Exercise brief
Below are entries. Pull out all lines containing "does".

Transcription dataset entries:
____________________

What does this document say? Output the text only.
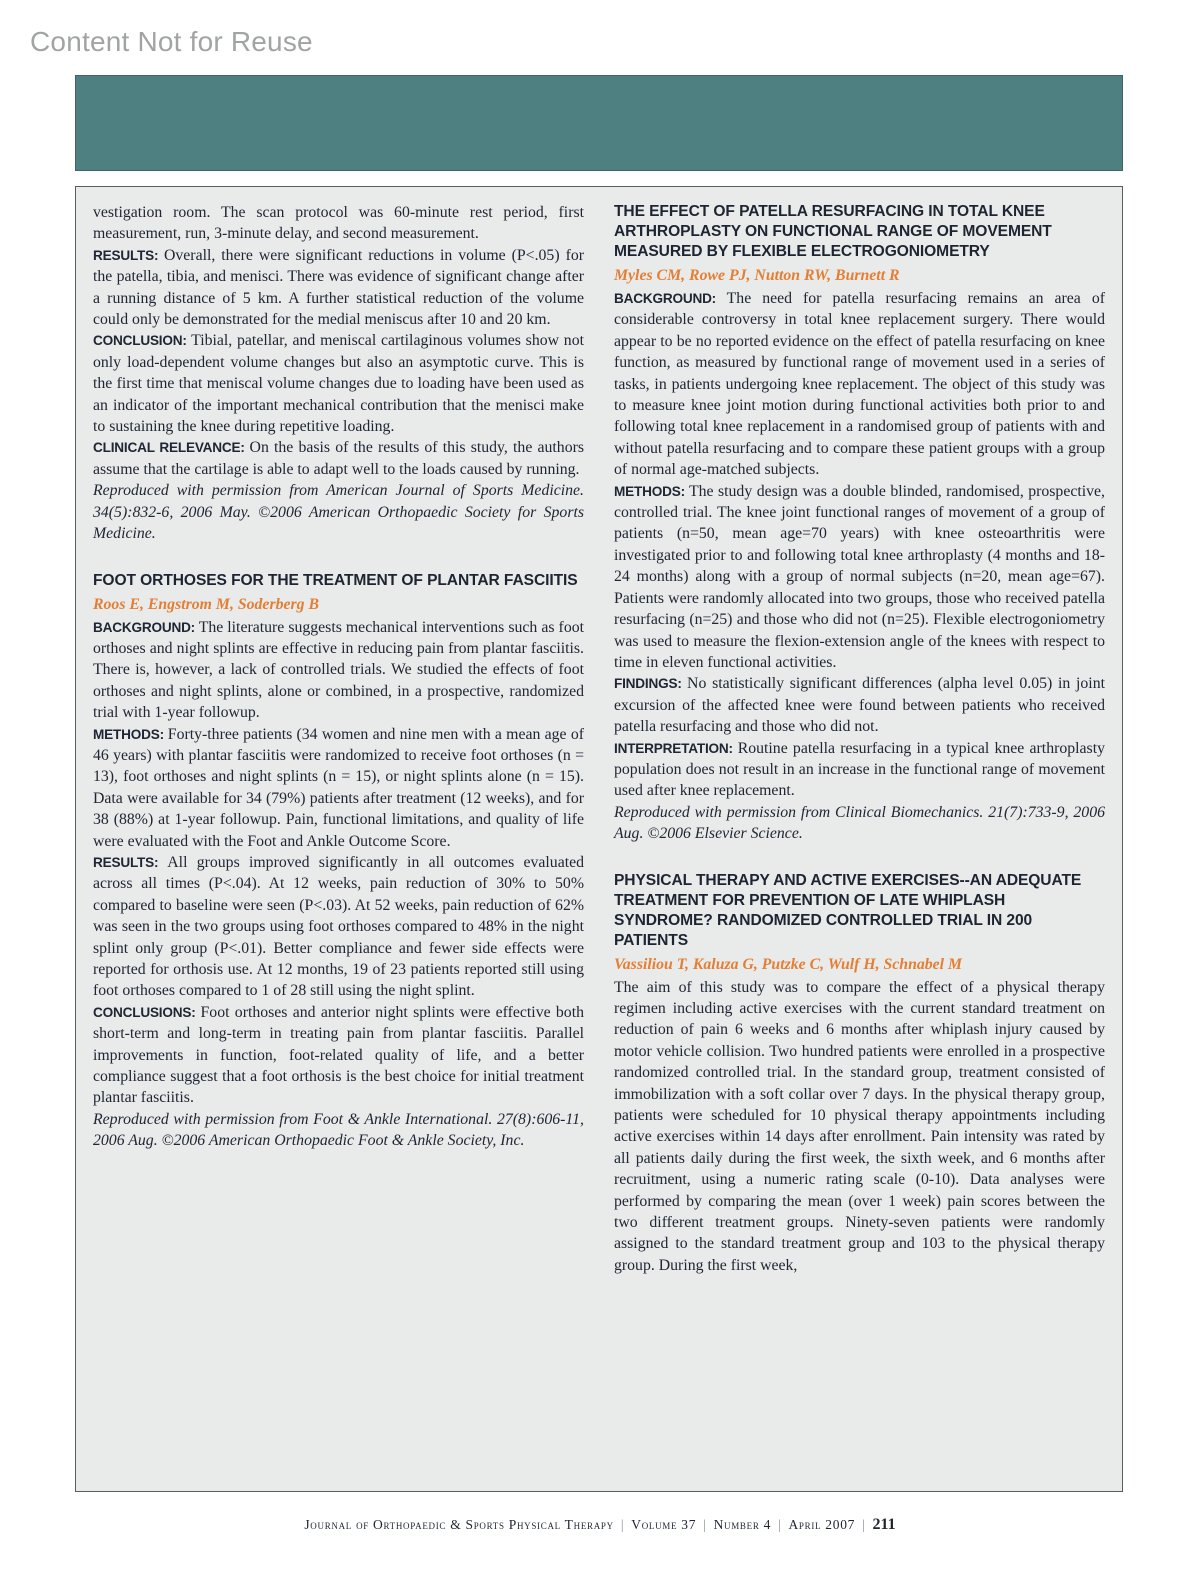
Content Not for Reuse

vestigation room. The scan protocol was 60-minute rest period, first measurement, run, 3-minute delay, and second measurement.

RESULTS: Overall, there were significant reductions in volume (P<.05) for the patella, tibia, and menisci. There was evidence of significant change after a running distance of 5 km. A further statistical reduction of the volume could only be demonstrated for the medial meniscus after 10 and 20 km.

CONCLUSION: Tibial, patellar, and meniscal cartilaginous volumes show not only load-dependent volume changes but also an asymptotic curve. This is the first time that meniscal volume changes due to loading have been used as an indicator of the important mechanical contribution that the menisci make to sustaining the knee during repetitive loading.

CLINICAL RELEVANCE: On the basis of the results of this study, the authors assume that the cartilage is able to adapt well to the loads caused by running.

Reproduced with permission from American Journal of Sports Medicine. 34(5):832-6, 2006 May. ©2006 American Orthopaedic Society for Sports Medicine.

FOOT ORTHOSES FOR THE TREATMENT OF PLANTAR FASCIITIS
Roos E, Engstrom M, Soderberg B

BACKGROUND: The literature suggests mechanical interventions such as foot orthoses and night splints are effective in reducing pain from plantar fasciitis. There is, however, a lack of controlled trials. We studied the effects of foot orthoses and night splints, alone or combined, in a prospective, randomized trial with 1-year followup.

METHODS: Forty-three patients (34 women and nine men with a mean age of 46 years) with plantar fasciitis were randomized to receive foot orthoses (n = 13), foot orthoses and night splints (n = 15), or night splints alone (n = 15). Data were available for 34 (79%) patients after treatment (12 weeks), and for 38 (88%) at 1-year followup. Pain, functional limitations, and quality of life were evaluated with the Foot and Ankle Outcome Score.

RESULTS: All groups improved significantly in all outcomes evaluated across all times (P<.04). At 12 weeks, pain reduction of 30% to 50% compared to baseline were seen (P<.03). At 52 weeks, pain reduction of 62% was seen in the two groups using foot orthoses compared to 48% in the night splint only group (P<.01). Better compliance and fewer side effects were reported for orthosis use. At 12 months, 19 of 23 patients reported still using foot orthoses compared to 1 of 28 still using the night splint.

CONCLUSIONS: Foot orthoses and anterior night splints were effective both short-term and long-term in treating pain from plantar fasciitis. Parallel improvements in function, foot-related quality of life, and a better compliance suggest that a foot orthosis is the best choice for initial treatment plantar fasciitis.

Reproduced with permission from Foot & Ankle International. 27(8):606-11, 2006 Aug. ©2006 American Orthopaedic Foot & Ankle Society, Inc.

THE EFFECT OF PATELLA RESURFACING IN TOTAL KNEE ARTHROPLASTY ON FUNCTIONAL RANGE OF MOVEMENT MEASURED BY FLEXIBLE ELECTROGONIOMETRY
Myles CM, Rowe PJ, Nutton RW, Burnett R

BACKGROUND: The need for patella resurfacing remains an area of considerable controversy in total knee replacement surgery. There would appear to be no reported evidence on the effect of patella resurfacing on knee function, as measured by functional range of movement used in a series of tasks, in patients undergoing knee replacement. The object of this study was to measure knee joint motion during functional activities both prior to and following total knee replacement in a randomised group of patients with and without patella resurfacing and to compare these patient groups with a group of normal age-matched subjects.

METHODS: The study design was a double blinded, randomised, prospective, controlled trial. The knee joint functional ranges of movement of a group of patients (n=50, mean age=70 years) with knee osteoarthritis were investigated prior to and following total knee arthroplasty (4 months and 18-24 months) along with a group of normal subjects (n=20, mean age=67). Patients were randomly allocated into two groups, those who received patella resurfacing (n=25) and those who did not (n=25). Flexible electrogoniometry was used to measure the flexion-extension angle of the knees with respect to time in eleven functional activities.

FINDINGS: No statistically significant differences (alpha level 0.05) in joint excursion of the affected knee were found between patients who received patella resurfacing and those who did not.

INTERPRETATION: Routine patella resurfacing in a typical knee arthroplasty population does not result in an increase in the functional range of movement used after knee replacement.

Reproduced with permission from Clinical Biomechanics. 21(7):733-9, 2006 Aug. ©2006 Elsevier Science.

PHYSICAL THERAPY AND ACTIVE EXERCISES--AN ADEQUATE TREATMENT FOR PREVENTION OF LATE WHIPLASH SYNDROME? RANDOMIZED CONTROLLED TRIAL IN 200 PATIENTS
Vassiliou T, Kaluza G, Putzke C, Wulf H, Schnabel M

The aim of this study was to compare the effect of a physical therapy regimen including active exercises with the current standard treatment on reduction of pain 6 weeks and 6 months after whiplash injury caused by motor vehicle collision. Two hundred patients were enrolled in a prospective randomized controlled trial. In the standard group, treatment consisted of immobilization with a soft collar over 7 days. In the physical therapy group, patients were scheduled for 10 physical therapy appointments including active exercises within 14 days after enrollment. Pain intensity was rated by all patients daily during the first week, the sixth week, and 6 months after recruitment, using a numeric rating scale (0-10). Data analyses were performed by comparing the mean (over 1 week) pain scores between the two different treatment groups. Ninety-seven patients were randomly assigned to the standard treatment group and 103 to the physical therapy group. During the first week,

Journal of Orthopaedic & Sports Physical Therapy | Volume 37 | Number 4 | April 2007 | 211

____________________

Written response
What does this document say? Output the text only.
INTERPRETATION: Routine patella resurfacing in a typical knee arthroplasty population does not result in an increase in the functional range of movement used after knee replacement.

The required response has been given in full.